## Start

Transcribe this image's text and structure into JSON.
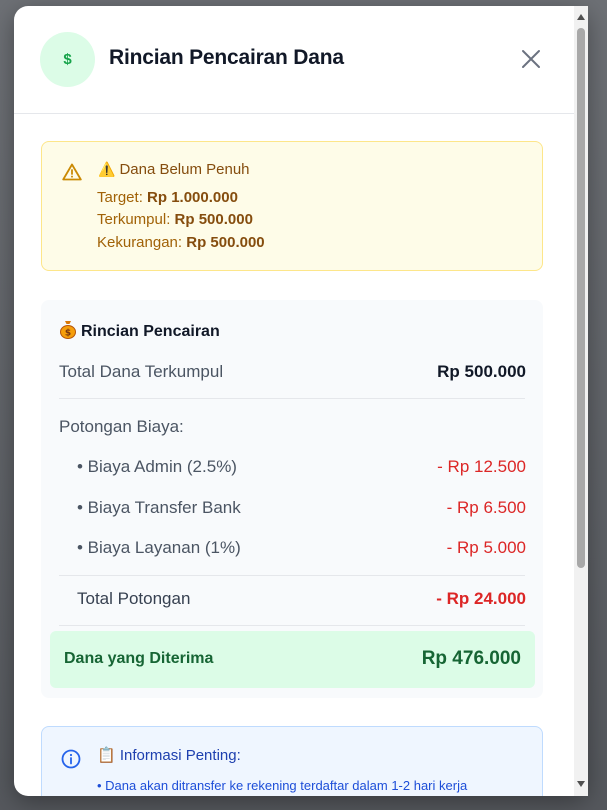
{
  "modal": {
    "icon_symbol": "$",
    "title": "Rincian Pencairan Dana"
  },
  "warning": {
    "emoji": "⚠️",
    "title": "Dana Belum Penuh",
    "target_label": "Target:",
    "target_value": "Rp 1.000.000",
    "collected_label": "Terkumpul:",
    "collected_value": "Rp 500.000",
    "shortfall_label": "Kekurangan:",
    "shortfall_value": "Rp 500.000"
  },
  "details": {
    "title": "Rincian Pencairan",
    "total_collected_label": "Total Dana Terkumpul",
    "total_collected_value": "Rp 500.000",
    "deductions_label": "Potongan Biaya:",
    "deductions": [
      {
        "label": "• Biaya Admin (2.5%)",
        "value": "- Rp 12.500"
      },
      {
        "label": "• Biaya Transfer Bank",
        "value": "- Rp 6.500"
      },
      {
        "label": "• Biaya Layanan (1%)",
        "value": "- Rp 5.000"
      }
    ],
    "total_deduction_label": "Total Potongan",
    "total_deduction_value": "- Rp 24.000",
    "received_label": "Dana yang Diterima",
    "received_value": "Rp 476.000"
  },
  "info": {
    "emoji": "📋",
    "title": "Informasi Penting:",
    "items": [
      "• Dana akan ditransfer ke rekening terdaftar dalam 1-2 hari kerja"
    ]
  },
  "colors": {
    "accent_green": "#16a34a",
    "warning_bg": "#fefce8",
    "danger_red": "#dc2626",
    "info_blue": "#1e40af"
  },
  "icons": {
    "header": "dollar-icon",
    "close": "close-icon",
    "warning": "warning-triangle-icon",
    "money_bag": "money-bag-icon",
    "info": "info-circle-icon"
  }
}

## End

- **WRITTEN PROBLEM**: Every record above should be written out again without change, except that the pictures are left out.

- **EXERCISE OUTPUT**:
Transcribe this image's text and structure into JSON.
{
  "modal": {
    "icon_symbol": "$",
    "title": "Rincian Pencairan Dana"
  },
  "warning": {
    "emoji": "⚠️",
    "title": "Dana Belum Penuh",
    "target_label": "Target:",
    "target_value": "Rp 1.000.000",
    "collected_label": "Terkumpul:",
    "collected_value": "Rp 500.000",
    "shortfall_label": "Kekurangan:",
    "shortfall_value": "Rp 500.000"
  },
  "details": {
    "title": "Rincian Pencairan",
    "total_collected_label": "Total Dana Terkumpul",
    "total_collected_value": "Rp 500.000",
    "deductions_label": "Potongan Biaya:",
    "deductions": [
      {
        "label": "• Biaya Admin (2.5%)",
        "value": "- Rp 12.500"
      },
      {
        "label": "• Biaya Transfer Bank",
        "value": "- Rp 6.500"
      },
      {
        "label": "• Biaya Layanan (1%)",
        "value": "- Rp 5.000"
      }
    ],
    "total_deduction_label": "Total Potongan",
    "total_deduction_value": "- Rp 24.000",
    "received_label": "Dana yang Diterima",
    "received_value": "Rp 476.000"
  },
  "info": {
    "emoji": "📋",
    "title": "Informasi Penting:",
    "items": [
      "• Dana akan ditransfer ke rekening terdaftar dalam 1-2 hari kerja"
    ]
  },
  "colors": {
    "accent_green": "#16a34a",
    "warning_bg": "#fefce8",
    "danger_red": "#dc2626",
    "info_blue": "#1e40af"
  },
  "icons": {
    "header": "dollar-icon",
    "close": "close-icon",
    "warning": "warning-triangle-icon",
    "money_bag": "money-bag-icon",
    "info": "info-circle-icon"
  }
}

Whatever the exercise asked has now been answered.